Stored data entries
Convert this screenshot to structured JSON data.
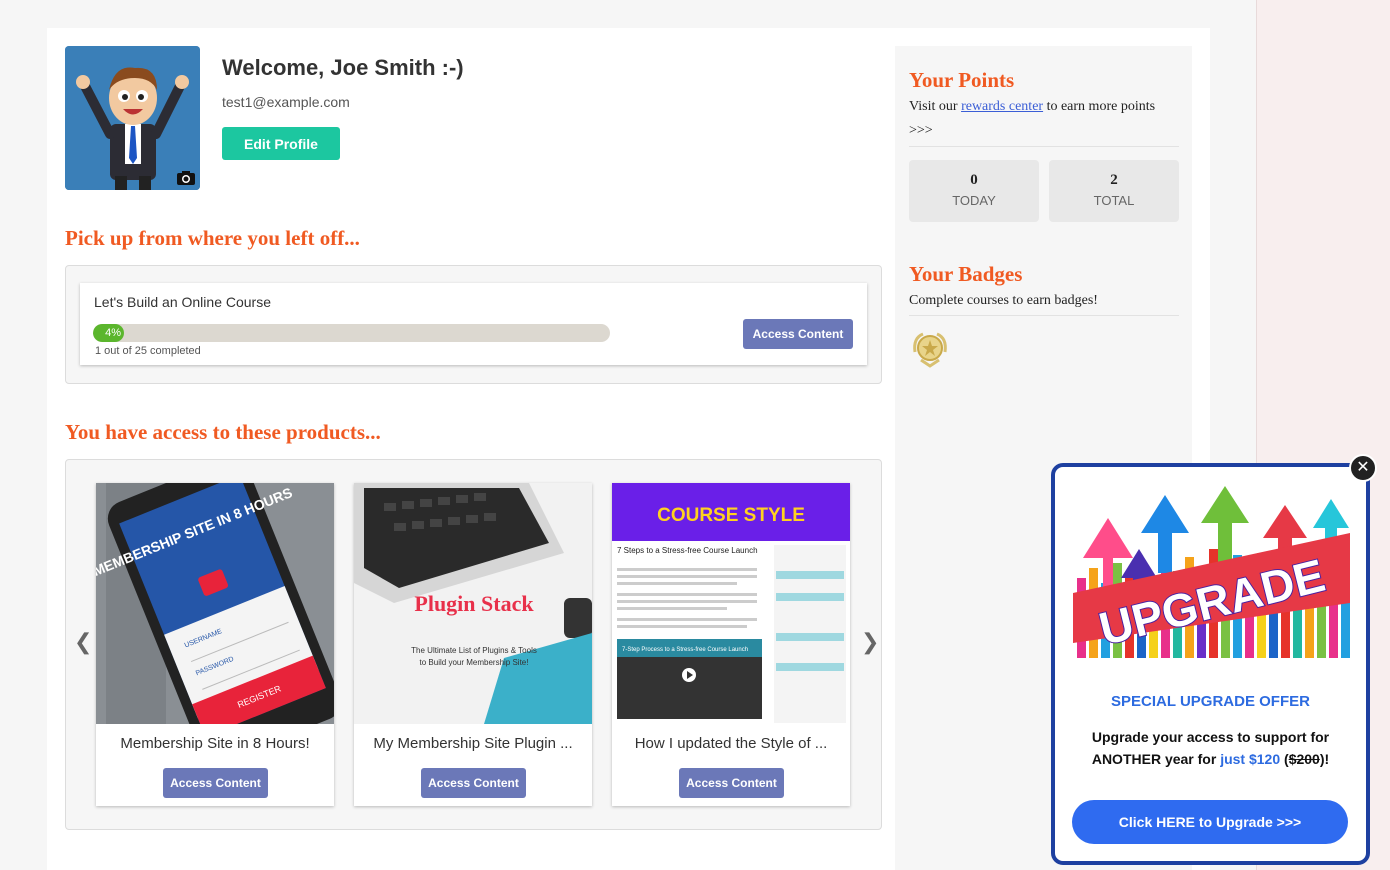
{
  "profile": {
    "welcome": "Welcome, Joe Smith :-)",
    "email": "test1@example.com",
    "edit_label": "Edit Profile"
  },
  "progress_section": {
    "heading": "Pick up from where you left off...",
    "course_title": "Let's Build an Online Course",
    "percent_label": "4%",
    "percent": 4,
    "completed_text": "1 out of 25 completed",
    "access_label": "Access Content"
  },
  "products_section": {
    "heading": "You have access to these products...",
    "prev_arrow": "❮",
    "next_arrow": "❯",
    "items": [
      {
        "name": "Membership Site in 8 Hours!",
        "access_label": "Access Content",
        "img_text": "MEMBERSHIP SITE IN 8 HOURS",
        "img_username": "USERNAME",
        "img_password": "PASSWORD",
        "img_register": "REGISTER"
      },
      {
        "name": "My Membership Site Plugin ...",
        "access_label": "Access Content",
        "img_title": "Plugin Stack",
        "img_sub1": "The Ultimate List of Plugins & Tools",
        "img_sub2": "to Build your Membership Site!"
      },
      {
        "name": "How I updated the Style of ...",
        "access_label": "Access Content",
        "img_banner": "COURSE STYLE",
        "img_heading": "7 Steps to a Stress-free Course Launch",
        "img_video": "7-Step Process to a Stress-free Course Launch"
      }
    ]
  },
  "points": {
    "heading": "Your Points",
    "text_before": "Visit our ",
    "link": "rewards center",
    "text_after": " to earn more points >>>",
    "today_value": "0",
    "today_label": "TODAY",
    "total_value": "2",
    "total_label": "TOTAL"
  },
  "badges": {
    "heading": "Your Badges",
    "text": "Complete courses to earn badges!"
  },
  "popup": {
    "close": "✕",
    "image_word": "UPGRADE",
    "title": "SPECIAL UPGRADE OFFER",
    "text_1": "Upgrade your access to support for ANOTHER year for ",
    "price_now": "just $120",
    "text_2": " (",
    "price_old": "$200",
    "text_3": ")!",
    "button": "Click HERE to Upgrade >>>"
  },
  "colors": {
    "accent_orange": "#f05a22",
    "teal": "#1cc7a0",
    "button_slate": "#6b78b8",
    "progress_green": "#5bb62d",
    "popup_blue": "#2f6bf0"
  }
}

* * *

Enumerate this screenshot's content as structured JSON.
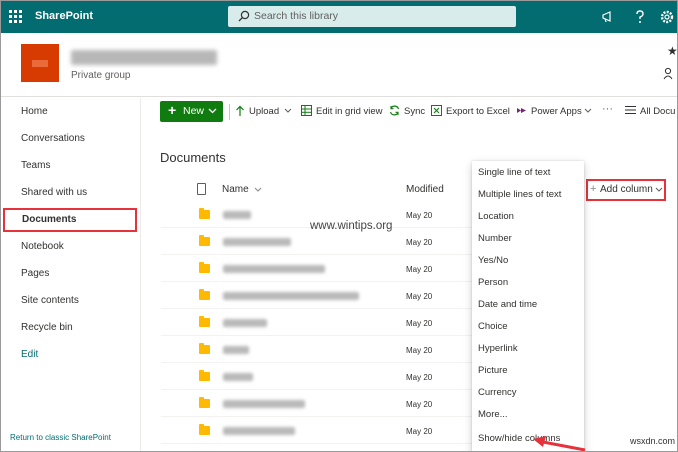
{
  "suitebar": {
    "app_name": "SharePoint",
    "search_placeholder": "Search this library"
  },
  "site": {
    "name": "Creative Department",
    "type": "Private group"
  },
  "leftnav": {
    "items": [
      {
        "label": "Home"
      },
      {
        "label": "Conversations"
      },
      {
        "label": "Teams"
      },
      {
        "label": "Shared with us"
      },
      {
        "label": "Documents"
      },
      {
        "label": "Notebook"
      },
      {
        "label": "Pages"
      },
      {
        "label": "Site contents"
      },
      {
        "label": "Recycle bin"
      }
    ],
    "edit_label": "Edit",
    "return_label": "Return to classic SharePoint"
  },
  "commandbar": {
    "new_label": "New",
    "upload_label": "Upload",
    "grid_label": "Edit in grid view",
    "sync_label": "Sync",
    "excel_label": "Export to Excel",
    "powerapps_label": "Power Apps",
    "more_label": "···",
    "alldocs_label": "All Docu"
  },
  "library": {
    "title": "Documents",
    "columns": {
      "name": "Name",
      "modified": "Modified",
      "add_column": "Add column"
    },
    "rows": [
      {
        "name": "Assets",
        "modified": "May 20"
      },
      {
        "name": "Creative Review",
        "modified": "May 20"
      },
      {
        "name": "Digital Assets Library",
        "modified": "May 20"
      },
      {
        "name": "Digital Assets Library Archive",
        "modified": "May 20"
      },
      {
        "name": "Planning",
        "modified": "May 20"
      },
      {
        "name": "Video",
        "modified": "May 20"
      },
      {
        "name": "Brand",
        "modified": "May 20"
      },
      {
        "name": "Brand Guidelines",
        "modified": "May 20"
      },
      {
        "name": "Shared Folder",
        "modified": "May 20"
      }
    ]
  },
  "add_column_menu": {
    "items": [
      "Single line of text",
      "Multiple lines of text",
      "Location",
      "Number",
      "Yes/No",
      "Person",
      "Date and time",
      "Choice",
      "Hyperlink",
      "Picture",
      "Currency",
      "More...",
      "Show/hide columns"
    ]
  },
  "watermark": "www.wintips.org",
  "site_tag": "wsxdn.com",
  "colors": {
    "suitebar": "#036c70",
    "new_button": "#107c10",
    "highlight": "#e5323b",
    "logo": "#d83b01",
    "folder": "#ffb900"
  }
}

> Task statement:
Going through the entries above line by line, work out how many lines include the word "Launch". Only the number is required.

> Correct output:
2